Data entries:
•••••

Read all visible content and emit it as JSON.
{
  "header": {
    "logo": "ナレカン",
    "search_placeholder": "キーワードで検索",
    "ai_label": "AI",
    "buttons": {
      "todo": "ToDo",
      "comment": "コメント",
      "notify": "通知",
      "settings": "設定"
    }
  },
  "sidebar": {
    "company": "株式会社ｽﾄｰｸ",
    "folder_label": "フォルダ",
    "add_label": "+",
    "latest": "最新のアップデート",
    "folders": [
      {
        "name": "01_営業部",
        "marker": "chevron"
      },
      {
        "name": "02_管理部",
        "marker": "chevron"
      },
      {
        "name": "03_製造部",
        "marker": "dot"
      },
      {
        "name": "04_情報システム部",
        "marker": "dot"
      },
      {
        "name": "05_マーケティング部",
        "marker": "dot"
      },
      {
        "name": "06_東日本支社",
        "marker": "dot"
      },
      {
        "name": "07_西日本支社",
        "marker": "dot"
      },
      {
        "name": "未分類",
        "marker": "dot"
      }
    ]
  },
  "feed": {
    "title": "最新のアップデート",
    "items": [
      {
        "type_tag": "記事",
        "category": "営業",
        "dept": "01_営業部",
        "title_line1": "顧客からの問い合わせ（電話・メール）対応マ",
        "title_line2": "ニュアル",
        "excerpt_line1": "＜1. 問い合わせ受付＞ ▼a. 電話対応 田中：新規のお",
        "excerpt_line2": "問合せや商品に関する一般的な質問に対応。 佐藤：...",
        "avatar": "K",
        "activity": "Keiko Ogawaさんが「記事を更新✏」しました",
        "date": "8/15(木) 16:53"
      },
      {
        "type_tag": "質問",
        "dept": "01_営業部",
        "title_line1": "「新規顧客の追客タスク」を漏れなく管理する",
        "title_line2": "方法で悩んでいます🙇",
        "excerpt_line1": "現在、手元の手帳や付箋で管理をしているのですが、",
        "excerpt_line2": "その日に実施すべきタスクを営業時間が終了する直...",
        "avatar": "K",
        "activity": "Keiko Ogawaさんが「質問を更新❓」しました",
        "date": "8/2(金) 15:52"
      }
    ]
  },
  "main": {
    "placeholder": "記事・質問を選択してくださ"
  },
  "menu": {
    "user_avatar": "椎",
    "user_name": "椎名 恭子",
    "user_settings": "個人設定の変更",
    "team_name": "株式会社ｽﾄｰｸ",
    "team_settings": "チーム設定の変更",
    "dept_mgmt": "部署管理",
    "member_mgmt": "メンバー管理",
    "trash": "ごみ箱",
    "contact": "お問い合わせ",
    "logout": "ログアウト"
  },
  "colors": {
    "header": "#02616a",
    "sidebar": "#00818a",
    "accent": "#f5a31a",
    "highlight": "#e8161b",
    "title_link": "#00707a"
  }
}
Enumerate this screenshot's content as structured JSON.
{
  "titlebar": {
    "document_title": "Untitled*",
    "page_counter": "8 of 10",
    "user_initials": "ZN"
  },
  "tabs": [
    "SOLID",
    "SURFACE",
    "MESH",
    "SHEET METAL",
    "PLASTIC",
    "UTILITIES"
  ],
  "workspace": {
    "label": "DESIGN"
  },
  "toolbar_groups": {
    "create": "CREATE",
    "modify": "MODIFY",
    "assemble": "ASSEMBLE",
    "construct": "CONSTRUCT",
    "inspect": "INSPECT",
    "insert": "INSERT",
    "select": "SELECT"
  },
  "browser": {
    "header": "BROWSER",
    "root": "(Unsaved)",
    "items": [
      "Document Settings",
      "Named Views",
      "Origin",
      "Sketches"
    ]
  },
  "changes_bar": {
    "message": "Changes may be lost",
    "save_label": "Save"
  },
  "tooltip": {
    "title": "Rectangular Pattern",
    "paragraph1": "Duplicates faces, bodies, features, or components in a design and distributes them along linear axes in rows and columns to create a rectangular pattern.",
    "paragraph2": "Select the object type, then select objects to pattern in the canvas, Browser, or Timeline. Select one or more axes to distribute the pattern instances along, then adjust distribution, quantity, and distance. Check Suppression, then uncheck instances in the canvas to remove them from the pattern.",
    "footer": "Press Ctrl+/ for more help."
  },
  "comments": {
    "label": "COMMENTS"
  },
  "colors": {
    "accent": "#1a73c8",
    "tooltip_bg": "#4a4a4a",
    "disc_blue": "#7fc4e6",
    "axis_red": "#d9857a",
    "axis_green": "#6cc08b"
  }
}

•••••

THE REQUEST: Write the listing out again, exactly as it reads.

TASK OUTPUT:
Read all visible content and emit it as JSON.
{
  "header": {
    "logo": "ナレカン",
    "search_placeholder": "キーワードで検索",
    "ai_label": "AI",
    "buttons": {
      "todo": "ToDo",
      "comment": "コメント",
      "notify": "通知",
      "settings": "設定"
    }
  },
  "sidebar": {
    "company": "株式会社ｽﾄｰｸ",
    "folder_label": "フォルダ",
    "add_label": "+",
    "latest": "最新のアップデート",
    "folders": [
      {
        "name": "01_営業部",
        "marker": "chevron"
      },
      {
        "name": "02_管理部",
        "marker": "chevron"
      },
      {
        "name": "03_製造部",
        "marker": "dot"
      },
      {
        "name": "04_情報システム部",
        "marker": "dot"
      },
      {
        "name": "05_マーケティング部",
        "marker": "dot"
      },
      {
        "name": "06_東日本支社",
        "marker": "dot"
      },
      {
        "name": "07_西日本支社",
        "marker": "dot"
      },
      {
        "name": "未分類",
        "marker": "dot"
      }
    ]
  },
  "feed": {
    "title": "最新のアップデート",
    "items": [
      {
        "type_tag": "記事",
        "category": "営業",
        "dept": "01_営業部",
        "title_line1": "顧客からの問い合わせ（電話・メール）対応マ",
        "title_line2": "ニュアル",
        "excerpt_line1": "＜1. 問い合わせ受付＞ ▼a. 電話対応 田中：新規のお",
        "excerpt_line2": "問合せや商品に関する一般的な質問に対応。 佐藤：...",
        "avatar": "K",
        "activity": "Keiko Ogawaさんが「記事を更新✏」しました",
        "date": "8/15(木) 16:53"
      },
      {
        "type_tag": "質問",
        "dept": "01_営業部",
        "title_line1": "「新規顧客の追客タスク」を漏れなく管理する",
        "title_line2": "方法で悩んでいます🙇",
        "excerpt_line1": "現在、手元の手帳や付箋で管理をしているのですが、",
        "excerpt_line2": "その日に実施すべきタスクを営業時間が終了する直...",
        "avatar": "K",
        "activity": "Keiko Ogawaさんが「質問を更新❓」しました",
        "date": "8/2(金) 15:52"
      }
    ]
  },
  "main": {
    "placeholder": "記事・質問を選択してくださ"
  },
  "menu": {
    "user_avatar": "椎",
    "user_name": "椎名 恭子",
    "user_settings": "個人設定の変更",
    "team_name": "株式会社ｽﾄｰｸ",
    "team_settings": "チーム設定の変更",
    "dept_mgmt": "部署管理",
    "member_mgmt": "メンバー管理",
    "trash": "ごみ箱",
    "contact": "お問い合わせ",
    "logout": "ログアウト"
  },
  "colors": {
    "header": "#02616a",
    "sidebar": "#00818a",
    "accent": "#f5a31a",
    "highlight": "#e8161b",
    "title_link": "#00707a"
  }
}
Enumerate this screenshot's content as structured JSON.
{
  "titlebar": {
    "document_title": "Untitled*",
    "page_counter": "8 of 10",
    "user_initials": "ZN"
  },
  "tabs": [
    "SOLID",
    "SURFACE",
    "MESH",
    "SHEET METAL",
    "PLASTIC",
    "UTILITIES"
  ],
  "workspace": {
    "label": "DESIGN"
  },
  "toolbar_groups": {
    "create": "CREATE",
    "modify": "MODIFY",
    "assemble": "ASSEMBLE",
    "construct": "CONSTRUCT",
    "inspect": "INSPECT",
    "insert": "INSERT",
    "select": "SELECT"
  },
  "browser": {
    "header": "BROWSER",
    "root": "(Unsaved)",
    "items": [
      "Document Settings",
      "Named Views",
      "Origin",
      "Sketches"
    ]
  },
  "changes_bar": {
    "message": "Changes may be lost",
    "save_label": "Save"
  },
  "tooltip": {
    "title": "Rectangular Pattern",
    "paragraph1": "Duplicates faces, bodies, features, or components in a design and distributes them along linear axes in rows and columns to create a rectangular pattern.",
    "paragraph2": "Select the object type, then select objects to pattern in the canvas, Browser, or Timeline. Select one or more axes to distribute the pattern instances along, then adjust distribution, quantity, and distance. Check Suppression, then uncheck instances in the canvas to remove them from the pattern.",
    "footer": "Press Ctrl+/ for more help."
  },
  "comments": {
    "label": "COMMENTS"
  },
  "colors": {
    "accent": "#1a73c8",
    "tooltip_bg": "#4a4a4a",
    "disc_blue": "#7fc4e6",
    "axis_red": "#d9857a",
    "axis_green": "#6cc08b"
  }
}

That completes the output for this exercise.